Task prompt ->
Give an exact transcription of every line, dropping the images.

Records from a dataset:

--------------------------------------------------

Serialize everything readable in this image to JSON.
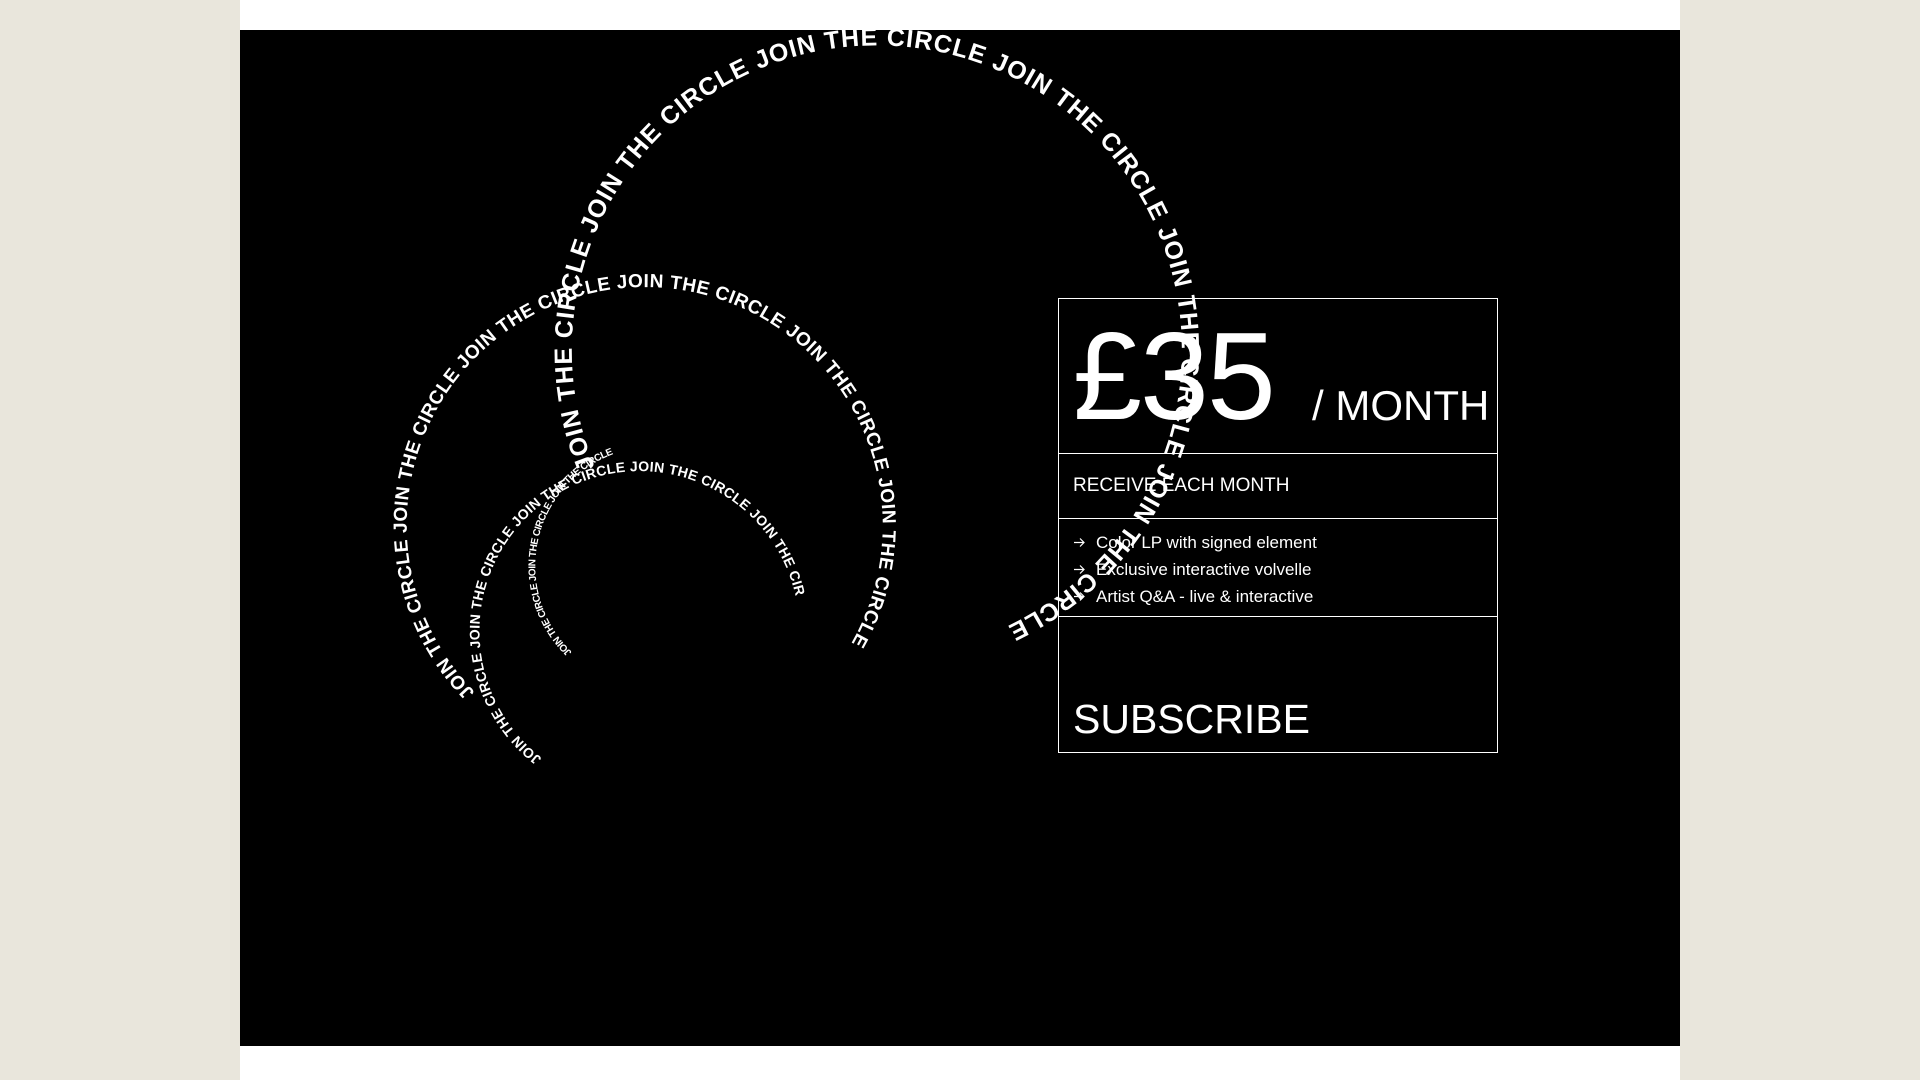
{
  "colors": {
    "background_outer": "#e9e6dc",
    "page": "#ffffff",
    "artboard": "#000000",
    "foreground": "#ffffff"
  },
  "spiral": {
    "phrase": "JOIN THE CIRCLE",
    "rings": [
      "JOIN THE CIRCLE JOIN THE CIRCLE JOIN THE CIRCLE JOIN THE CIRCLE JOIN THE CIRCLE JOIN THE CIRCLE",
      "JOIN THE CIRCLE JOIN THE CIRCLE JOIN THE CIRCLE JOIN THE CIRCLE JOIN THE CIRCLE JOIN THE CIRCLE",
      "JOIN THE CIRCLE JOIN THE CIRCLE JOIN THE CIRCLE JOIN THE CIRCLE JOIN THE CIRCLE",
      "JOIN THE CIRCLE JOIN THE CIRCLE JOIN THE CIRCLE"
    ]
  },
  "pricing": {
    "amount": "£35",
    "period": "/ MONTH",
    "receive_title": "RECEIVE EACH MONTH",
    "benefits": [
      "Color LP with signed element",
      "Exclusive interactive volvelle",
      "Artist Q&A - live & interactive"
    ],
    "arrow_icon": "arrow-right-icon",
    "subscribe_label": "SUBSCRIBE"
  }
}
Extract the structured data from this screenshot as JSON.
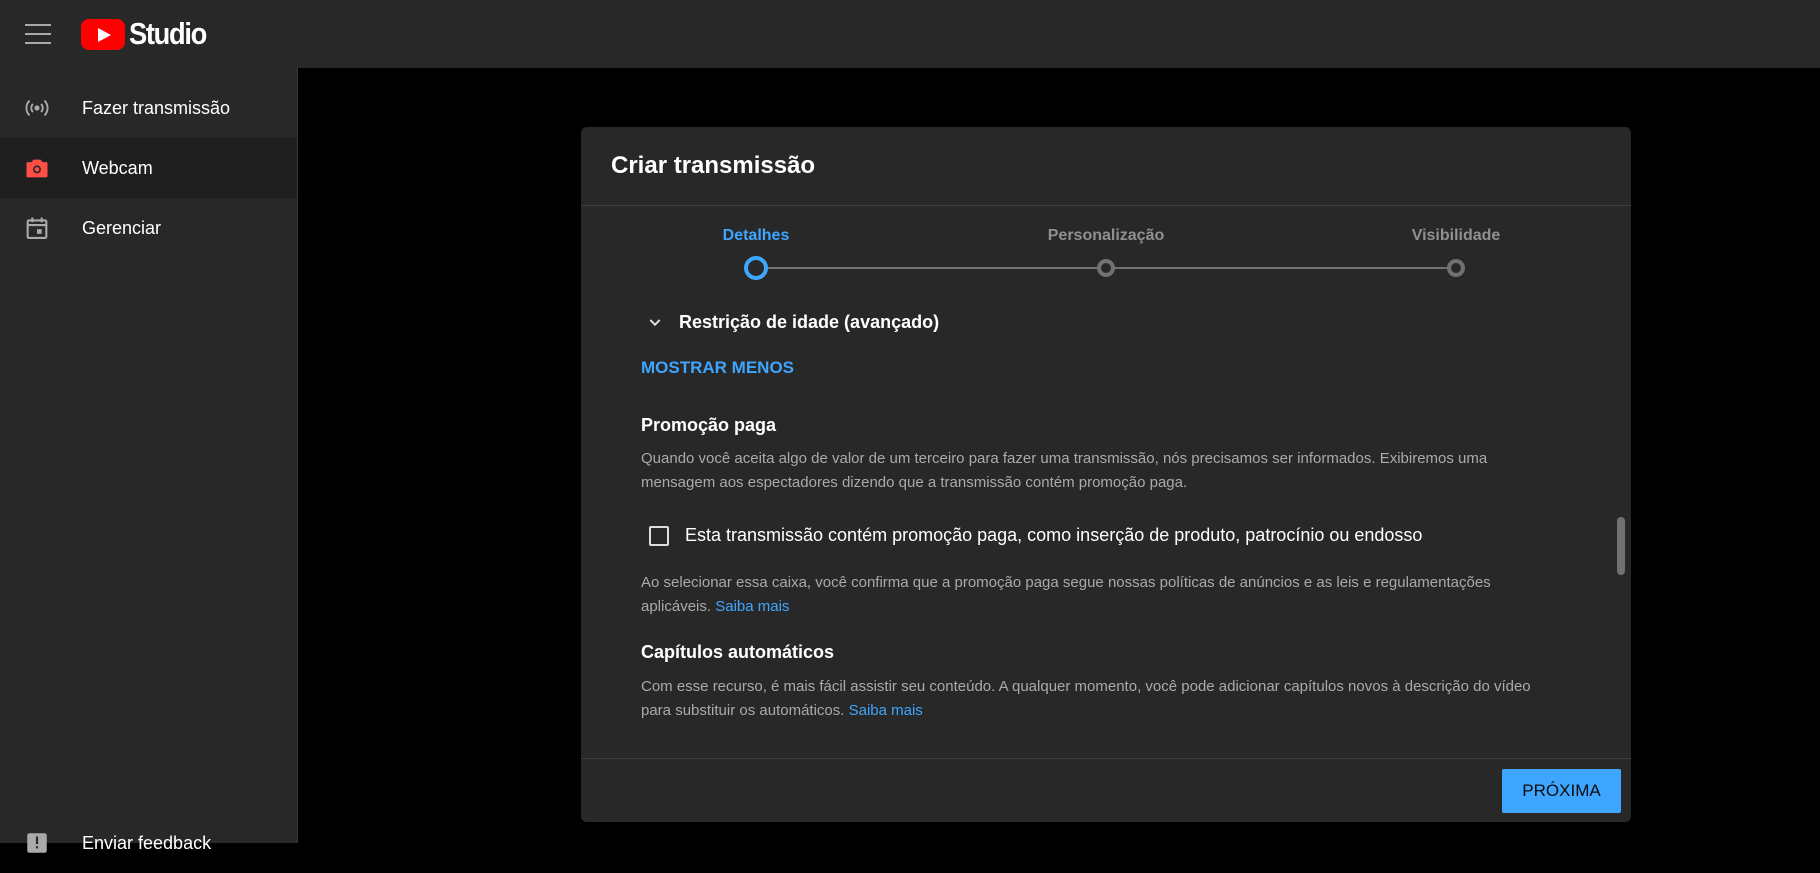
{
  "topbar": {
    "menu_icon": "hamburger-icon",
    "logo_text": "Studio",
    "logo_color": "#ff0000"
  },
  "sidebar": {
    "items": [
      {
        "label": "Fazer transmissão",
        "icon": "broadcast-icon",
        "active": false
      },
      {
        "label": "Webcam",
        "icon": "camera-icon",
        "active": true
      },
      {
        "label": "Gerenciar",
        "icon": "calendar-icon",
        "active": false
      }
    ],
    "feedback_label": "Enviar feedback"
  },
  "dialog": {
    "title": "Criar transmissão",
    "steps": [
      {
        "label": "Detalhes",
        "active": true
      },
      {
        "label": "Personalização",
        "active": false
      },
      {
        "label": "Visibilidade",
        "active": false
      }
    ],
    "age_restriction_label": "Restrição de idade (avançado)",
    "show_less_label": "MOSTRAR MENOS",
    "paid_promotion": {
      "title": "Promoção paga",
      "description": "Quando você aceita algo de valor de um terceiro para fazer uma transmissão, nós precisamos ser informados. Exibiremos uma mensagem aos espectadores dizendo que a transmissão contém promoção paga.",
      "checkbox_label": "Esta transmissão contém promoção paga, como inserção de produto, patrocínio ou endosso",
      "checkbox_checked": false,
      "note": "Ao selecionar essa caixa, você confirma que a promoção paga segue nossas políticas de anúncios e as leis e regulamentações aplicáveis.",
      "learn_more": "Saiba mais"
    },
    "auto_chapters": {
      "title": "Capítulos automáticos",
      "description": "Com esse recurso, é mais fácil assistir seu conteúdo. A qualquer momento, você pode adicionar capítulos novos à descrição do vídeo para substituir os automáticos.",
      "learn_more": "Saiba mais"
    },
    "next_label": "PRÓXIMA"
  },
  "colors": {
    "accent": "#3ea6ff",
    "panel": "#282828",
    "background": "#000000",
    "webcam_icon": "#ff4e45"
  }
}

--------------------------------------------------

In response ->
Serialize everything readable in this image to JSON.
{
  "colors": {
    "background_outer": "#e9e6dc",
    "page": "#ffffff",
    "artboard": "#000000",
    "foreground": "#ffffff"
  },
  "spiral": {
    "phrase": "JOIN THE CIRCLE",
    "rings": [
      "JOIN THE CIRCLE JOIN THE CIRCLE JOIN THE CIRCLE JOIN THE CIRCLE JOIN THE CIRCLE JOIN THE CIRCLE",
      "JOIN THE CIRCLE JOIN THE CIRCLE JOIN THE CIRCLE JOIN THE CIRCLE JOIN THE CIRCLE JOIN THE CIRCLE",
      "JOIN THE CIRCLE JOIN THE CIRCLE JOIN THE CIRCLE JOIN THE CIRCLE JOIN THE CIRCLE",
      "JOIN THE CIRCLE JOIN THE CIRCLE JOIN THE CIRCLE"
    ]
  },
  "pricing": {
    "amount": "£35",
    "period": "/ MONTH",
    "receive_title": "RECEIVE EACH MONTH",
    "benefits": [
      "Color LP with signed element",
      "Exclusive interactive volvelle",
      "Artist Q&A - live & interactive"
    ],
    "arrow_icon": "arrow-right-icon",
    "subscribe_label": "SUBSCRIBE"
  }
}
Extract the structured data from this screenshot as JSON.
{
  "topbar": {
    "menu_icon": "hamburger-icon",
    "logo_text": "Studio",
    "logo_color": "#ff0000"
  },
  "sidebar": {
    "items": [
      {
        "label": "Fazer transmissão",
        "icon": "broadcast-icon",
        "active": false
      },
      {
        "label": "Webcam",
        "icon": "camera-icon",
        "active": true
      },
      {
        "label": "Gerenciar",
        "icon": "calendar-icon",
        "active": false
      }
    ],
    "feedback_label": "Enviar feedback"
  },
  "dialog": {
    "title": "Criar transmissão",
    "steps": [
      {
        "label": "Detalhes",
        "active": true
      },
      {
        "label": "Personalização",
        "active": false
      },
      {
        "label": "Visibilidade",
        "active": false
      }
    ],
    "age_restriction_label": "Restrição de idade (avançado)",
    "show_less_label": "MOSTRAR MENOS",
    "paid_promotion": {
      "title": "Promoção paga",
      "description": "Quando você aceita algo de valor de um terceiro para fazer uma transmissão, nós precisamos ser informados. Exibiremos uma mensagem aos espectadores dizendo que a transmissão contém promoção paga.",
      "checkbox_label": "Esta transmissão contém promoção paga, como inserção de produto, patrocínio ou endosso",
      "checkbox_checked": false,
      "note": "Ao selecionar essa caixa, você confirma que a promoção paga segue nossas políticas de anúncios e as leis e regulamentações aplicáveis.",
      "learn_more": "Saiba mais"
    },
    "auto_chapters": {
      "title": "Capítulos automáticos",
      "description": "Com esse recurso, é mais fácil assistir seu conteúdo. A qualquer momento, você pode adicionar capítulos novos à descrição do vídeo para substituir os automáticos.",
      "learn_more": "Saiba mais"
    },
    "next_label": "PRÓXIMA"
  },
  "colors": {
    "accent": "#3ea6ff",
    "panel": "#282828",
    "background": "#000000",
    "webcam_icon": "#ff4e45"
  }
}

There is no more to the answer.